=== Task prompt ===
Make an exact copy of all the data.

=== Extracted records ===
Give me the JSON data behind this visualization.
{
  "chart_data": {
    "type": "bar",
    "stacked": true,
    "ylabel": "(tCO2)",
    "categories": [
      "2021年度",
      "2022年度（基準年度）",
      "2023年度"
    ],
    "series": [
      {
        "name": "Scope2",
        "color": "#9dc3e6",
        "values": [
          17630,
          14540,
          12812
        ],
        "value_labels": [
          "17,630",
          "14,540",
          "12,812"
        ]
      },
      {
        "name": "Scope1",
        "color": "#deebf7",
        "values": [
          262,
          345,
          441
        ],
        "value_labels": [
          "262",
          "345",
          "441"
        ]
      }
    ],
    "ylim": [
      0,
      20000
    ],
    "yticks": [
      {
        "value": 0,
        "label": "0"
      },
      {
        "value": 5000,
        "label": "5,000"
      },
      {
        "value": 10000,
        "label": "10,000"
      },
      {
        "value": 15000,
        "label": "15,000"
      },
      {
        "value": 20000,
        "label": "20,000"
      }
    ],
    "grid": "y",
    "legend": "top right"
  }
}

=== Task solution ===
Give me the JSON data behind this visualization.
{
  "chart_data": {
    "type": "bar",
    "stacked": true,
    "ylabel": "(tCO2)",
    "categories": [
      "2021年度",
      "2022年度（基準年度）",
      "2023年度"
    ],
    "series": [
      {
        "name": "Scope2",
        "color": "#9dc3e6",
        "values": [
          17630,
          14540,
          12812
        ],
        "value_labels": [
          "17,630",
          "14,540",
          "12,812"
        ]
      },
      {
        "name": "Scope1",
        "color": "#deebf7",
        "values": [
          262,
          345,
          441
        ],
        "value_labels": [
          "262",
          "345",
          "441"
        ]
      }
    ],
    "ylim": [
      0,
      20000
    ],
    "yticks": [
      {
        "value": 0,
        "label": "0"
      },
      {
        "value": 5000,
        "label": "5,000"
      },
      {
        "value": 10000,
        "label": "10,000"
      },
      {
        "value": 15000,
        "label": "15,000"
      },
      {
        "value": 20000,
        "label": "20,000"
      }
    ],
    "grid": "y",
    "legend": "top right"
  }
}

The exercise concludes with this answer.